-- Short exercise --
Make an exact copy of all the entries, but do not reproduce the pictures.

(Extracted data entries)
_ _ _ _ _

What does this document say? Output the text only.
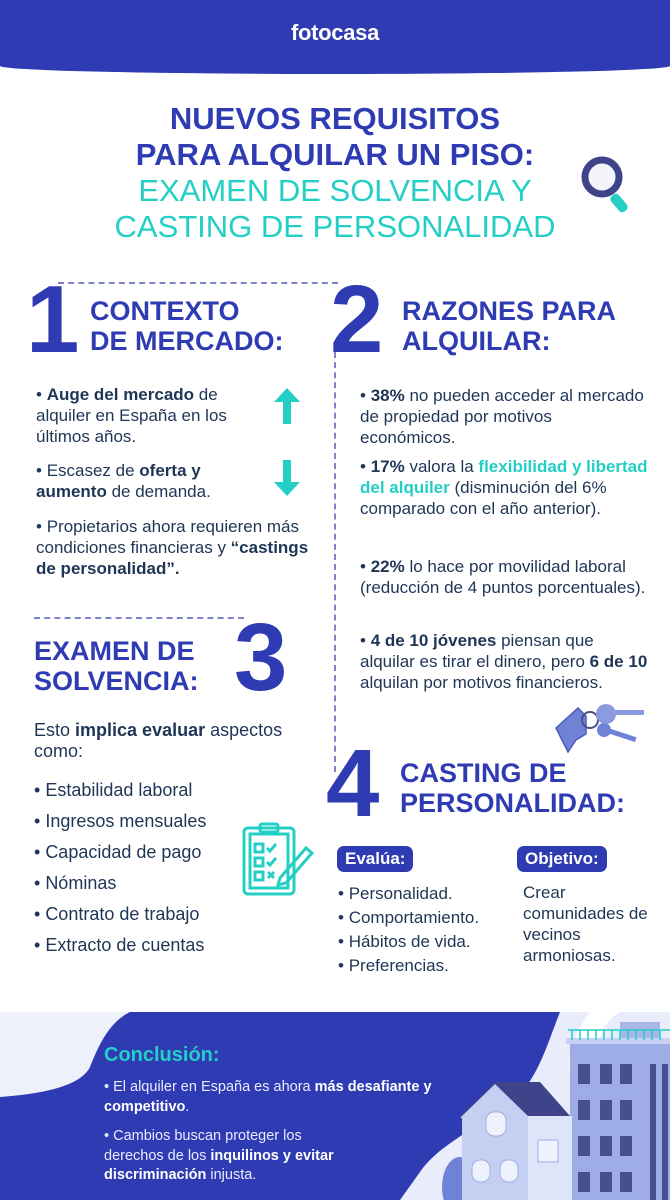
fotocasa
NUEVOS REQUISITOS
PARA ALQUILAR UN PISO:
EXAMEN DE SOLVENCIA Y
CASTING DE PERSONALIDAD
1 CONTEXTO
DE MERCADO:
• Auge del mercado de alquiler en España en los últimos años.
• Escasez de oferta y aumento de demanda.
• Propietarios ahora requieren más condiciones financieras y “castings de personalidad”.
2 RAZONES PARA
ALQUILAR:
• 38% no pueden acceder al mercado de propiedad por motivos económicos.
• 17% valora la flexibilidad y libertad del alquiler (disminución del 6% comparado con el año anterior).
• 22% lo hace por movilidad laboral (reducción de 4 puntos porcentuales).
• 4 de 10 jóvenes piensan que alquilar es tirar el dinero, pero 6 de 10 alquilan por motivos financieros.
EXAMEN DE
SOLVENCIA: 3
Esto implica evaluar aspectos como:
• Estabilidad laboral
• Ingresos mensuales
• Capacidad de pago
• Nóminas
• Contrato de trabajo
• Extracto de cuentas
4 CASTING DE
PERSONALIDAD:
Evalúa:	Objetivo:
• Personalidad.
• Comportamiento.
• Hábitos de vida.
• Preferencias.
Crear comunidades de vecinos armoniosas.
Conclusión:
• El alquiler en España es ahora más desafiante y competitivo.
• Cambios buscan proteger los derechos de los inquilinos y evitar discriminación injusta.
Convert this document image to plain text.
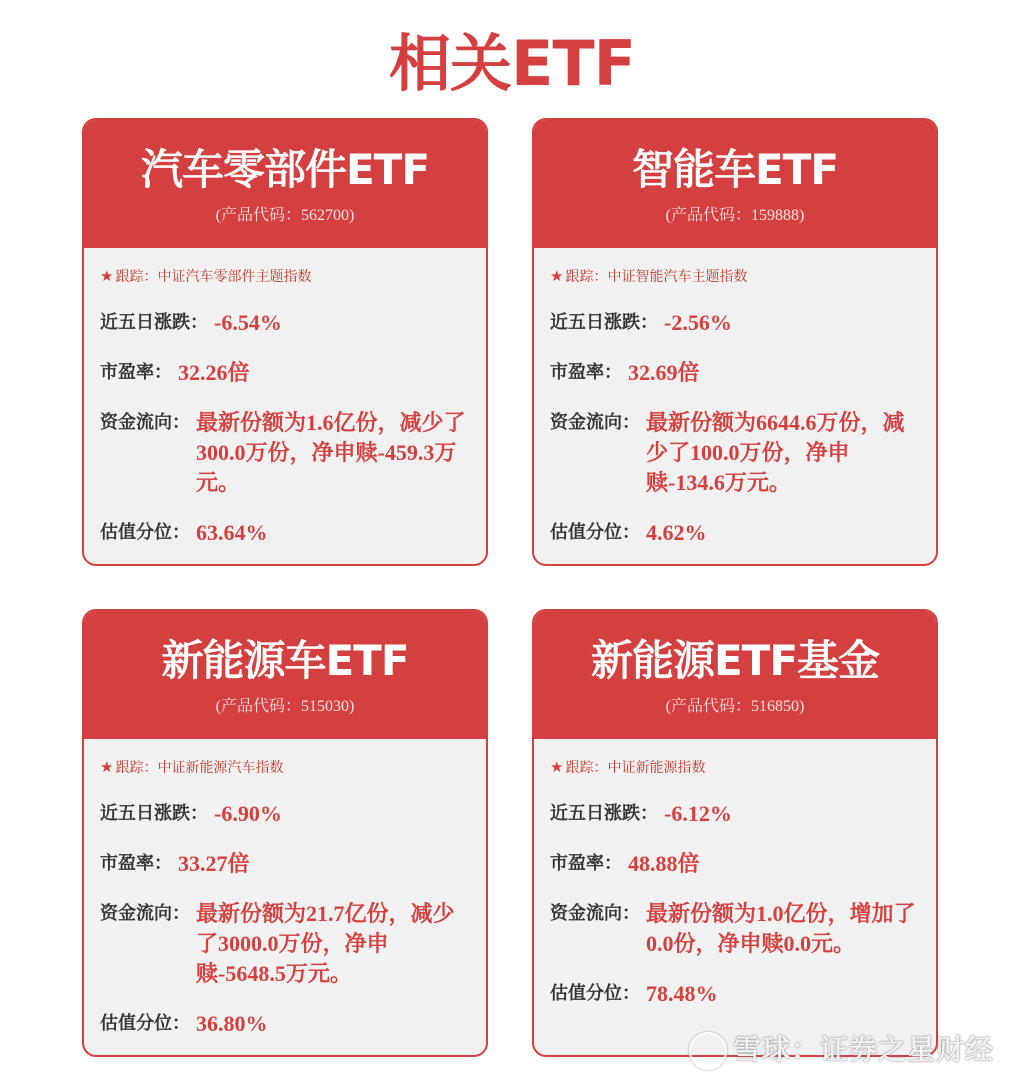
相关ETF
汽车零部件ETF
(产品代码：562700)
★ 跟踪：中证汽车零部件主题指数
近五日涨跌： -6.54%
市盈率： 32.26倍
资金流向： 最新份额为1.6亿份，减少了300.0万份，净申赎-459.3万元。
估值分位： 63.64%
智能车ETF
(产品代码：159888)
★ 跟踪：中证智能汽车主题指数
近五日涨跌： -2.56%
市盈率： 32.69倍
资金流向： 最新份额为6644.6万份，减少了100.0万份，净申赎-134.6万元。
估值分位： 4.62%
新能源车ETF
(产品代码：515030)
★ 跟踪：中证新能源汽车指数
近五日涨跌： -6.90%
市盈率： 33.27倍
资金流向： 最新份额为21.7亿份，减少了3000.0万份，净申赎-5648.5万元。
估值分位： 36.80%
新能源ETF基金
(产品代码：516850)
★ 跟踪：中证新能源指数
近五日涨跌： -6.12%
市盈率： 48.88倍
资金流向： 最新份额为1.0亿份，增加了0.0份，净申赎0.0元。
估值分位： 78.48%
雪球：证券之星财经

_ _ _ _ _

-- Solution below --
What does this document say? Output the text only.
fotocasa
NUEVOS REQUISITOS
PARA ALQUILAR UN PISO:
EXAMEN DE SOLVENCIA Y
CASTING DE PERSONALIDAD
1 CONTEXTO
DE MERCADO:
• Auge del mercado de alquiler en España en los últimos años.
• Escasez de oferta y aumento de demanda.
• Propietarios ahora requieren más condiciones financieras y “castings de personalidad”.
2 RAZONES PARA
ALQUILAR:
• 38% no pueden acceder al mercado de propiedad por motivos económicos.
• 17% valora la flexibilidad y libertad del alquiler (disminución del 6% comparado con el año anterior).
• 22% lo hace por movilidad laboral (reducción de 4 puntos porcentuales).
• 4 de 10 jóvenes piensan que alquilar es tirar el dinero, pero 6 de 10 alquilan por motivos financieros.
EXAMEN DE
SOLVENCIA: 3
Esto implica evaluar aspectos como:
• Estabilidad laboral
• Ingresos mensuales
• Capacidad de pago
• Nóminas
• Contrato de trabajo
• Extracto de cuentas
4 CASTING DE
PERSONALIDAD:
Evalúa:	Objetivo:
• Personalidad.
• Comportamiento.
• Hábitos de vida.
• Preferencias.
Crear comunidades de vecinos armoniosas.
Conclusión:
• El alquiler en España es ahora más desafiante y competitivo.
• Cambios buscan proteger los derechos de los inquilinos y evitar discriminación injusta.
Convert this document image to plain text.
相关ETF
汽车零部件ETF
(产品代码：562700)
★ 跟踪：中证汽车零部件主题指数
近五日涨跌： -6.54%
市盈率： 32.26倍
资金流向： 最新份额为1.6亿份，减少了300.0万份，净申赎-459.3万元。
估值分位： 63.64%
智能车ETF
(产品代码：159888)
★ 跟踪：中证智能汽车主题指数
近五日涨跌： -2.56%
市盈率： 32.69倍
资金流向： 最新份额为6644.6万份，减少了100.0万份，净申赎-134.6万元。
估值分位： 4.62%
新能源车ETF
(产品代码：515030)
★ 跟踪：中证新能源汽车指数
近五日涨跌： -6.90%
市盈率： 33.27倍
资金流向： 最新份额为21.7亿份，减少了3000.0万份，净申赎-5648.5万元。
估值分位： 36.80%
新能源ETF基金
(产品代码：516850)
★ 跟踪：中证新能源指数
近五日涨跌： -6.12%
市盈率： 48.88倍
资金流向： 最新份额为1.0亿份，增加了0.0份，净申赎0.0元。
估值分位： 78.48%
雪球：证券之星财经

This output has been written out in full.